Task description
Could you transcribe every record below exactly as written, leaving out any pictures?

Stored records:
§
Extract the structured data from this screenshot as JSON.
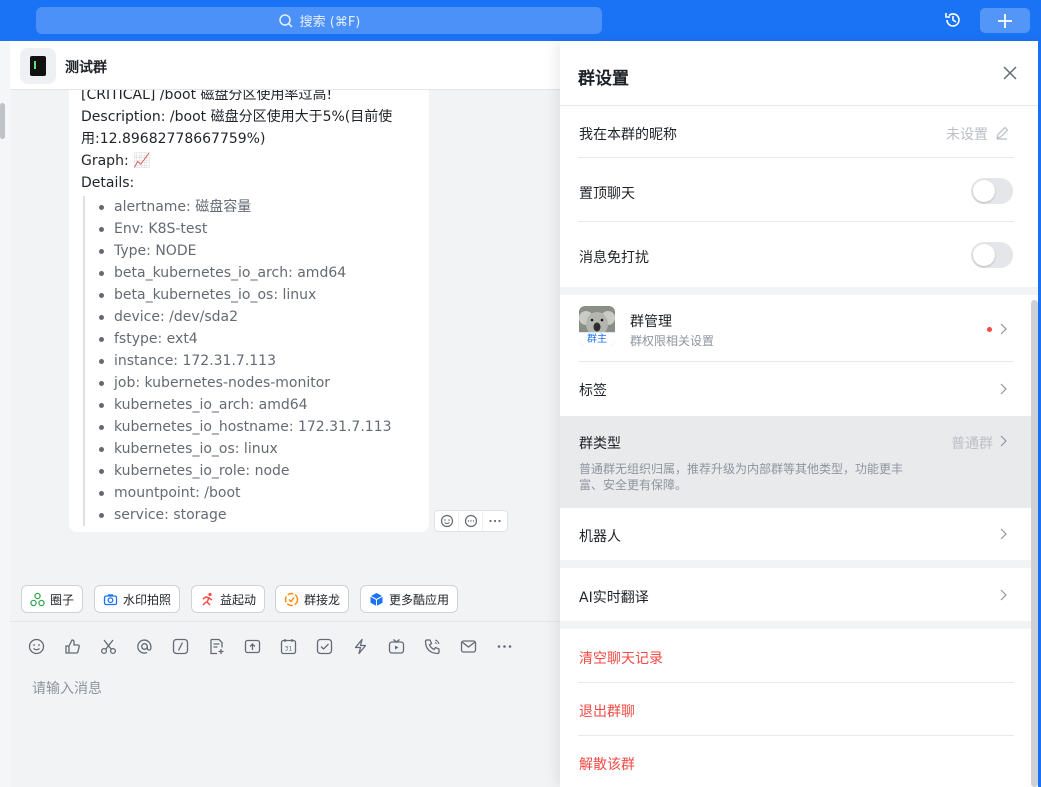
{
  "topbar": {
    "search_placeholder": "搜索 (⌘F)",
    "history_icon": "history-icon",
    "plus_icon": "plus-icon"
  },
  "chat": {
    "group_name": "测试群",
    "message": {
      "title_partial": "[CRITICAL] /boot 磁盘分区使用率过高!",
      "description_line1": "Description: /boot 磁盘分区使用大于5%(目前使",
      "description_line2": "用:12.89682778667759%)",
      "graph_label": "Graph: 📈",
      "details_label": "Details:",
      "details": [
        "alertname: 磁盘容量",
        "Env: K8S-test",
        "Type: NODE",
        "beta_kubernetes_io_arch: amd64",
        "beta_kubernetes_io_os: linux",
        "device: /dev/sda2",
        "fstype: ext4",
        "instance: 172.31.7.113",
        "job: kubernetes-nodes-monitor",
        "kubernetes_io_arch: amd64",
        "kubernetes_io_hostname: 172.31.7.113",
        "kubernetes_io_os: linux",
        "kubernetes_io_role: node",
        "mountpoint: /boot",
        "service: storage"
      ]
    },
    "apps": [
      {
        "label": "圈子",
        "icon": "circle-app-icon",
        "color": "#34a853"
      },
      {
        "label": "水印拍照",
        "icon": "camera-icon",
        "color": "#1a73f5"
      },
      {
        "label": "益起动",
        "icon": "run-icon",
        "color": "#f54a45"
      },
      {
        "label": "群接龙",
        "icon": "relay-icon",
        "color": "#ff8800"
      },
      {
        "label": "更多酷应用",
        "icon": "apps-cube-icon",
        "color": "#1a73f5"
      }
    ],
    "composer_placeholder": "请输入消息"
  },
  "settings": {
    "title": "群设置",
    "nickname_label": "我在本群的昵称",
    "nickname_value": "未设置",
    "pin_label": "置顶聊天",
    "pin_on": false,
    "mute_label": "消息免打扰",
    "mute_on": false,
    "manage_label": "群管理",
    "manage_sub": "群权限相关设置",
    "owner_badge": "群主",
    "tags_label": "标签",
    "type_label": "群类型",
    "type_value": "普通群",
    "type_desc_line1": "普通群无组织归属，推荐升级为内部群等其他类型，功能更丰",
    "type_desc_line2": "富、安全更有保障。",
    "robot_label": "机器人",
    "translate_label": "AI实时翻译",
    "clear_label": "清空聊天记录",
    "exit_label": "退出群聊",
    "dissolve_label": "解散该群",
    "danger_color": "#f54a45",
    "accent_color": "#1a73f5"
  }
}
§
Correct output
Extract the structured data from this screenshot as JSON.
{
  "topbar": {
    "search_placeholder": "搜索 (⌘F)",
    "history_icon": "history-icon",
    "plus_icon": "plus-icon"
  },
  "chat": {
    "group_name": "测试群",
    "message": {
      "title_partial": "[CRITICAL] /boot 磁盘分区使用率过高!",
      "description_line1": "Description: /boot 磁盘分区使用大于5%(目前使",
      "description_line2": "用:12.89682778667759%)",
      "graph_label": "Graph: 📈",
      "details_label": "Details:",
      "details": [
        "alertname: 磁盘容量",
        "Env: K8S-test",
        "Type: NODE",
        "beta_kubernetes_io_arch: amd64",
        "beta_kubernetes_io_os: linux",
        "device: /dev/sda2",
        "fstype: ext4",
        "instance: 172.31.7.113",
        "job: kubernetes-nodes-monitor",
        "kubernetes_io_arch: amd64",
        "kubernetes_io_hostname: 172.31.7.113",
        "kubernetes_io_os: linux",
        "kubernetes_io_role: node",
        "mountpoint: /boot",
        "service: storage"
      ]
    },
    "apps": [
      {
        "label": "圈子",
        "icon": "circle-app-icon",
        "color": "#34a853"
      },
      {
        "label": "水印拍照",
        "icon": "camera-icon",
        "color": "#1a73f5"
      },
      {
        "label": "益起动",
        "icon": "run-icon",
        "color": "#f54a45"
      },
      {
        "label": "群接龙",
        "icon": "relay-icon",
        "color": "#ff8800"
      },
      {
        "label": "更多酷应用",
        "icon": "apps-cube-icon",
        "color": "#1a73f5"
      }
    ],
    "composer_placeholder": "请输入消息"
  },
  "settings": {
    "title": "群设置",
    "nickname_label": "我在本群的昵称",
    "nickname_value": "未设置",
    "pin_label": "置顶聊天",
    "pin_on": false,
    "mute_label": "消息免打扰",
    "mute_on": false,
    "manage_label": "群管理",
    "manage_sub": "群权限相关设置",
    "owner_badge": "群主",
    "tags_label": "标签",
    "type_label": "群类型",
    "type_value": "普通群",
    "type_desc_line1": "普通群无组织归属，推荐升级为内部群等其他类型，功能更丰",
    "type_desc_line2": "富、安全更有保障。",
    "robot_label": "机器人",
    "translate_label": "AI实时翻译",
    "clear_label": "清空聊天记录",
    "exit_label": "退出群聊",
    "dissolve_label": "解散该群",
    "danger_color": "#f54a45",
    "accent_color": "#1a73f5"
  }
}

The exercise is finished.